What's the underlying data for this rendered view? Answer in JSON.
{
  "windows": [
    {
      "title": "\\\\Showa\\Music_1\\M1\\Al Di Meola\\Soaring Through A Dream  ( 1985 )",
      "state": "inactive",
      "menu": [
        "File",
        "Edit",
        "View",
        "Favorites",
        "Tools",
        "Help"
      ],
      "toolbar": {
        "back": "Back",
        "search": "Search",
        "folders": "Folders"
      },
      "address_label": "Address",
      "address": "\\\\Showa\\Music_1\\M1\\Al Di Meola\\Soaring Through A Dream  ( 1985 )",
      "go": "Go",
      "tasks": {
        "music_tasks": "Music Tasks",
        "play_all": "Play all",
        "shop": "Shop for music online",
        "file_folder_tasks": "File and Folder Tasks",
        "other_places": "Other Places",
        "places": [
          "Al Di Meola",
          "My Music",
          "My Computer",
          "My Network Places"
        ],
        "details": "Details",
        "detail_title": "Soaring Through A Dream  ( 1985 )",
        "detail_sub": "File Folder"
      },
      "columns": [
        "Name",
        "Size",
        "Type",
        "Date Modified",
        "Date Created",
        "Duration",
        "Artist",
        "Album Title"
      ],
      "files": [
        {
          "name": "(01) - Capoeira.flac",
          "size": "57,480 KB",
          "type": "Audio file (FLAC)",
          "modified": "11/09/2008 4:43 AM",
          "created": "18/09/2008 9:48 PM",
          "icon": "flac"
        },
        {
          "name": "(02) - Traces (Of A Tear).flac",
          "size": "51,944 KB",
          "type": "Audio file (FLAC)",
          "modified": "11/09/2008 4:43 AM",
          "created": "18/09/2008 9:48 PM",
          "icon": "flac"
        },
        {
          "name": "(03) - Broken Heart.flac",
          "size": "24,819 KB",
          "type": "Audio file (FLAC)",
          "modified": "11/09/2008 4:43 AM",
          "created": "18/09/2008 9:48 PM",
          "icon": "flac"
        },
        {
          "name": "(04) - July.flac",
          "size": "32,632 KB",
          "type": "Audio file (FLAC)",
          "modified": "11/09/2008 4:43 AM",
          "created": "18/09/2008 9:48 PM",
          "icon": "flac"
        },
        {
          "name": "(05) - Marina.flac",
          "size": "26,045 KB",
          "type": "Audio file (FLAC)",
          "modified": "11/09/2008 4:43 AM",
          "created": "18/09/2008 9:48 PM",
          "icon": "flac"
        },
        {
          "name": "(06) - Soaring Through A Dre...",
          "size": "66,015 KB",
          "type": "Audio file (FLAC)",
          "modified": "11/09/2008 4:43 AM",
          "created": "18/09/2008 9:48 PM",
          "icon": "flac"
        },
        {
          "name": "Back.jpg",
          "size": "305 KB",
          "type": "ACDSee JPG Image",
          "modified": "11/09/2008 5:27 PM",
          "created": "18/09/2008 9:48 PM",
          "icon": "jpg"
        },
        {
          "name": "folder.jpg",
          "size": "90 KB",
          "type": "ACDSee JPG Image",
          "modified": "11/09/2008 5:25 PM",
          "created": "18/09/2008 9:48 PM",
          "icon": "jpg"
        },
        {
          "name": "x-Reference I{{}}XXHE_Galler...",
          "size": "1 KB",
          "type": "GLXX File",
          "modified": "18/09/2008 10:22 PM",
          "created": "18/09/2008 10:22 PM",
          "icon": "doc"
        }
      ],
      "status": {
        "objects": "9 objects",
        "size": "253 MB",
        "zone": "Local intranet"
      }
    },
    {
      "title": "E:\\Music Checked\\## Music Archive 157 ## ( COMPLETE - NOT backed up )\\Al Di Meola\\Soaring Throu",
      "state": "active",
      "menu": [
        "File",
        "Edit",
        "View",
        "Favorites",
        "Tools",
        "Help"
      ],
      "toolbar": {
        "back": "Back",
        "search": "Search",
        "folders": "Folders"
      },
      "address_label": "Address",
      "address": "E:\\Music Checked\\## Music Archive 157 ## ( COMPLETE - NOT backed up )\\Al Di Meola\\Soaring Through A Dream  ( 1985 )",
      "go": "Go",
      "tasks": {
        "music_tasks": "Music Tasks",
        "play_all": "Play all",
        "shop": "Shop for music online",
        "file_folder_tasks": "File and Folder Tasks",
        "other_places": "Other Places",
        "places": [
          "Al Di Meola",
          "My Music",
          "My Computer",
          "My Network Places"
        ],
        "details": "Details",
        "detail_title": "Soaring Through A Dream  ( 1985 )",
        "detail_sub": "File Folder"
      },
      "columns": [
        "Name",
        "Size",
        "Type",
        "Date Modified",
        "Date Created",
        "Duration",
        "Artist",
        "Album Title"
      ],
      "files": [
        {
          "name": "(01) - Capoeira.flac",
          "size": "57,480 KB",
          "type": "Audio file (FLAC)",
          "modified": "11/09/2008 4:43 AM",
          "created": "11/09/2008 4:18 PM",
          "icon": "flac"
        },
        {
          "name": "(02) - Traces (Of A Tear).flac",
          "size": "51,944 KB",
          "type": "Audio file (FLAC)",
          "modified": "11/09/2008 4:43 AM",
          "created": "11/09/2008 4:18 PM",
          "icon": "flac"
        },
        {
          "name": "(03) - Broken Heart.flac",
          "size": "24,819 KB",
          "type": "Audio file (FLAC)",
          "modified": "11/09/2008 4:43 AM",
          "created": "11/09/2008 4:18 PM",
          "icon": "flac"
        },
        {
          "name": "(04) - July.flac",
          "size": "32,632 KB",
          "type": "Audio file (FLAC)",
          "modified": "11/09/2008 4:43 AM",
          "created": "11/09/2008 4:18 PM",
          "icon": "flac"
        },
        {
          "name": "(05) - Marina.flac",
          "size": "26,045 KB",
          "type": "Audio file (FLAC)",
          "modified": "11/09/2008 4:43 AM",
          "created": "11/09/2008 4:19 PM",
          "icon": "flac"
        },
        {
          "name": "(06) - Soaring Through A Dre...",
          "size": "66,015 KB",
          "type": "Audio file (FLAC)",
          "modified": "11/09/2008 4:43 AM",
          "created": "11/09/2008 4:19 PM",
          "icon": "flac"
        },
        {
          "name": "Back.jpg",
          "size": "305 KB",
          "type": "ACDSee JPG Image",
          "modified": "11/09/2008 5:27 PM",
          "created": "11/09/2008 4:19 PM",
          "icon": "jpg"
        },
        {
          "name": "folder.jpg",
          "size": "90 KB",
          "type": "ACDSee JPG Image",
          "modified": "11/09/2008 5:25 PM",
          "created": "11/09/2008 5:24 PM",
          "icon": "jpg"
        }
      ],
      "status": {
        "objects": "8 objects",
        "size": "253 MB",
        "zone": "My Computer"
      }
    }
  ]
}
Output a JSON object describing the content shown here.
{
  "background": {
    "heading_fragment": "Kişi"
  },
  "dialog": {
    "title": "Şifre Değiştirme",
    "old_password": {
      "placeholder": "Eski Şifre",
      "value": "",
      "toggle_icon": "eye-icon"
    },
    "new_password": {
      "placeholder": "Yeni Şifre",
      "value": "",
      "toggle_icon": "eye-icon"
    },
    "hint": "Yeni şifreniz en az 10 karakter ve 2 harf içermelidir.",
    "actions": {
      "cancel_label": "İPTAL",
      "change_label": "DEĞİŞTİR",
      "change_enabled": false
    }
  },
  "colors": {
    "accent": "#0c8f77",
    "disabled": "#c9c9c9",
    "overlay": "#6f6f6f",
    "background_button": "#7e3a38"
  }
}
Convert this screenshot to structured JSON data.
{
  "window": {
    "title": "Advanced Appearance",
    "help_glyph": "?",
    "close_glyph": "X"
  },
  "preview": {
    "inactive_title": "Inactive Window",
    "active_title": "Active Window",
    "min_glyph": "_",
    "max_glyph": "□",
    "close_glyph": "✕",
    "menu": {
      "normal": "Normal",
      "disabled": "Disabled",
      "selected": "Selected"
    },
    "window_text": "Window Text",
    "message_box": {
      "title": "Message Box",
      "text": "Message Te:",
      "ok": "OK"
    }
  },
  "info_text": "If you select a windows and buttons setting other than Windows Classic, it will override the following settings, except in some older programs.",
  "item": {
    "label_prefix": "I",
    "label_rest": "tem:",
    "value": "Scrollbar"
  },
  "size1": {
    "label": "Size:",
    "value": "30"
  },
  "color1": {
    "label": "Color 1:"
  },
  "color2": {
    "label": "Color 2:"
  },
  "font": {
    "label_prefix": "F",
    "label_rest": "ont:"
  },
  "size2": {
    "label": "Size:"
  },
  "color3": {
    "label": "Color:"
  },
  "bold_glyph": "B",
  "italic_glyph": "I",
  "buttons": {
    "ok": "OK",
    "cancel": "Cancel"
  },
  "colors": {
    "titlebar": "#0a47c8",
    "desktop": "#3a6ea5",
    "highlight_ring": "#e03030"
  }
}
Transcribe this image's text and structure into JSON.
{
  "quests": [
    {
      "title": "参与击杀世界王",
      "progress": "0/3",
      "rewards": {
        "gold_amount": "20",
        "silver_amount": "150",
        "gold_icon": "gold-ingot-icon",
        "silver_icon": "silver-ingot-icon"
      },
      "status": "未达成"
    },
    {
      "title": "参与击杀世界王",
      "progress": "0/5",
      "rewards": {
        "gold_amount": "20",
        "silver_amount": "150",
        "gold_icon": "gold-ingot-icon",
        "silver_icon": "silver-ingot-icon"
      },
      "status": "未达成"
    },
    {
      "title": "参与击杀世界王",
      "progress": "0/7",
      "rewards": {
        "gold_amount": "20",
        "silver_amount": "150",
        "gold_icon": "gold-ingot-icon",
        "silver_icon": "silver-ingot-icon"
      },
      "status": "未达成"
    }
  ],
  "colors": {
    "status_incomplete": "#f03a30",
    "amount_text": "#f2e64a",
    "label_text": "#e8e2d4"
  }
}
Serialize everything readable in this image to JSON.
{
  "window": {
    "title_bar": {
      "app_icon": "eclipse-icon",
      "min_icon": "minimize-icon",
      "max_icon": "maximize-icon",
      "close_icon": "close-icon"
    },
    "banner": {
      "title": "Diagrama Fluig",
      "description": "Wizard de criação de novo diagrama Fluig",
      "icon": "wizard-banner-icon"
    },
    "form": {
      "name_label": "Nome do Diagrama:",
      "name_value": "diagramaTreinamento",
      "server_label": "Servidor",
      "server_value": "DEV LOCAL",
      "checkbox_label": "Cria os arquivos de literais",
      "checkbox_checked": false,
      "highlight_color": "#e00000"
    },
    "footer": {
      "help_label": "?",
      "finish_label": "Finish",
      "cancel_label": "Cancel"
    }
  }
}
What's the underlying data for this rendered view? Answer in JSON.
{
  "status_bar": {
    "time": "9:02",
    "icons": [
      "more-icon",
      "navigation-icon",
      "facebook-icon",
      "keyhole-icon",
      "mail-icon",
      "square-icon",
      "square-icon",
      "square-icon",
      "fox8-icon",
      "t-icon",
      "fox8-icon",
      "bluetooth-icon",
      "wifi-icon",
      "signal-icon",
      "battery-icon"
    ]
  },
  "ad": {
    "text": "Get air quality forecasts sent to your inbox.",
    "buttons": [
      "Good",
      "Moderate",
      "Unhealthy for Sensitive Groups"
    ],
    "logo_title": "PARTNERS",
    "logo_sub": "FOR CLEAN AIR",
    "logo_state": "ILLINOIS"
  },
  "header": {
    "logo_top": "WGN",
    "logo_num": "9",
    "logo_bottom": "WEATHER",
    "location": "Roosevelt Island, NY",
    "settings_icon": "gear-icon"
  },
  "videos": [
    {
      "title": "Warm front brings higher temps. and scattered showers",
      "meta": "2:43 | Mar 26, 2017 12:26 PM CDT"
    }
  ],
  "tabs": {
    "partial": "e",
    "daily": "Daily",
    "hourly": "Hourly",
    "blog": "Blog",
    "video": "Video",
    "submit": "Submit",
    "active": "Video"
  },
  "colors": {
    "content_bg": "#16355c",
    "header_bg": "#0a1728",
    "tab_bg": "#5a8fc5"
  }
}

• WHAT YOU SHOULD DO: Identify each line in the records above containing the word "disabled"; copy those lines.

• OUTPUT FOR THIS TASK:
    "disabled": "#c9c9c9",
      "disabled": "Disabled",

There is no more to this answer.